Source data:
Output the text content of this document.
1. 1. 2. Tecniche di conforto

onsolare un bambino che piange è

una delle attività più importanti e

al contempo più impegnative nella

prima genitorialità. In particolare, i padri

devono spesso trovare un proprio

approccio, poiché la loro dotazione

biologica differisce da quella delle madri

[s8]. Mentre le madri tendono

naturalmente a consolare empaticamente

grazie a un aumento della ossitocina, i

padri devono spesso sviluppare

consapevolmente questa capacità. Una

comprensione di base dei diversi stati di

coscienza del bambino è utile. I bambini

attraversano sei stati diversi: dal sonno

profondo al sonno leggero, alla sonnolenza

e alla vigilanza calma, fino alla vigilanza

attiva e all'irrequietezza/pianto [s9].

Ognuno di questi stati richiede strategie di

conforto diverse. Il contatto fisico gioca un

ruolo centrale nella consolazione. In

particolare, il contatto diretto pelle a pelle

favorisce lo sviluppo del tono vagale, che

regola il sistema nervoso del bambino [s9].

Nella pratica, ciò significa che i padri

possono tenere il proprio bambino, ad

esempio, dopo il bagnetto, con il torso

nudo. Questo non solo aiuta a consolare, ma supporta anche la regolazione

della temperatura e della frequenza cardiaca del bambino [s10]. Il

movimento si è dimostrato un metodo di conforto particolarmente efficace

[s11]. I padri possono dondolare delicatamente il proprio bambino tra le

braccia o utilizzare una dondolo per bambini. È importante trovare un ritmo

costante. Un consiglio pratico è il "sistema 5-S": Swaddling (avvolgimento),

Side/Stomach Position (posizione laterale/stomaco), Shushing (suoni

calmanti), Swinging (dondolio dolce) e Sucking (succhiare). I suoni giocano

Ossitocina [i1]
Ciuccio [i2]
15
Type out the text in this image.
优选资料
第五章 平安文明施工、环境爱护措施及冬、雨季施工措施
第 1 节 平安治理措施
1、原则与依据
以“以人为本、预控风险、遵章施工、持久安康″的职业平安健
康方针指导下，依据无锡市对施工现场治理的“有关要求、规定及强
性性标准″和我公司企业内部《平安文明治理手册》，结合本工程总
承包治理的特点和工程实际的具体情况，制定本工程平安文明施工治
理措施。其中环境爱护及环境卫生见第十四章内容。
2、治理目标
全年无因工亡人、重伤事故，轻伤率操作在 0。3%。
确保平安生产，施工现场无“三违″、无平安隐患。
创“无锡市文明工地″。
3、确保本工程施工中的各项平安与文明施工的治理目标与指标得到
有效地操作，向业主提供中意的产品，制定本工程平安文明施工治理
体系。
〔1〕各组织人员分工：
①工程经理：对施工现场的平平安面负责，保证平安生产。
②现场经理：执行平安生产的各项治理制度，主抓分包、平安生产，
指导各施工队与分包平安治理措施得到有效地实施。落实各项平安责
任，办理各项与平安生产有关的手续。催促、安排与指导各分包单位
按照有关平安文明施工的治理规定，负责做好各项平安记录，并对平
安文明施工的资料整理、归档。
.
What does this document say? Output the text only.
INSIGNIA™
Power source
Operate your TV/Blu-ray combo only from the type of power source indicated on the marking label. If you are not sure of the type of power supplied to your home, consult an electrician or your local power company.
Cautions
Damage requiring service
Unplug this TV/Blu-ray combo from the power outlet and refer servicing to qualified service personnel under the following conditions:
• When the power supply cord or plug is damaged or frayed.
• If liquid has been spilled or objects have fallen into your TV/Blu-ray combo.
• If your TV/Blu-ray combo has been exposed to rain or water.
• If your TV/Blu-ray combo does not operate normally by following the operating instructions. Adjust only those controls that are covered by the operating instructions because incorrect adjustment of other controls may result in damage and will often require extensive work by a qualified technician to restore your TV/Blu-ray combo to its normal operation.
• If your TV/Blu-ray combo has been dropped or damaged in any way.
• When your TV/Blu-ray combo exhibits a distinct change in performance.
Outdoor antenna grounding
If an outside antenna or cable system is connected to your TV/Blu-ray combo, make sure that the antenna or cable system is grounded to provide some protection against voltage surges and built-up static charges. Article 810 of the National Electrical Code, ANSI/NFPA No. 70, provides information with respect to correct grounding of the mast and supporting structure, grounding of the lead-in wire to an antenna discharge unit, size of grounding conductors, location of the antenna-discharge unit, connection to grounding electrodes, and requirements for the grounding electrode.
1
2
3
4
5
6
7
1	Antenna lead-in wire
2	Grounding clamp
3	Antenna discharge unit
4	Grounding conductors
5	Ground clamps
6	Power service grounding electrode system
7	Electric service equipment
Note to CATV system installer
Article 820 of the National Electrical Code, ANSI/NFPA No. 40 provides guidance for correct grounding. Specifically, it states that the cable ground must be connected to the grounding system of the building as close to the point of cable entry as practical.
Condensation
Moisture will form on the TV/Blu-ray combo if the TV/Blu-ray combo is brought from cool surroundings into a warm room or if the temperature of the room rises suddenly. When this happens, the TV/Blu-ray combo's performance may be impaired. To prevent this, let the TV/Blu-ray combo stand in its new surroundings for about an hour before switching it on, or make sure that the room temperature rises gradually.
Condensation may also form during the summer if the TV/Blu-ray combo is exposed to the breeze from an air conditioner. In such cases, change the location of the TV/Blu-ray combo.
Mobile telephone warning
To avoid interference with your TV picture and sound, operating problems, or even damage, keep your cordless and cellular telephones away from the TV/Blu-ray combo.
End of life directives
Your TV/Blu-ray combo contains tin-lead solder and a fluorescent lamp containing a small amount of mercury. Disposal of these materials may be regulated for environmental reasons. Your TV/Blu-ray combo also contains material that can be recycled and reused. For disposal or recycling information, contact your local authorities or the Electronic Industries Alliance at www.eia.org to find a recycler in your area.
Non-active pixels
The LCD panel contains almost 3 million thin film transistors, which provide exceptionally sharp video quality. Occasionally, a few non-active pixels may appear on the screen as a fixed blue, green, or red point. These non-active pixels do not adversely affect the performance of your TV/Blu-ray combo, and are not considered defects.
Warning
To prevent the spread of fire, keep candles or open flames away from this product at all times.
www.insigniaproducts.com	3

Goal: Only a number is wanted here: how many lines in the data above include the string "alla"?

Answer to this problem: 2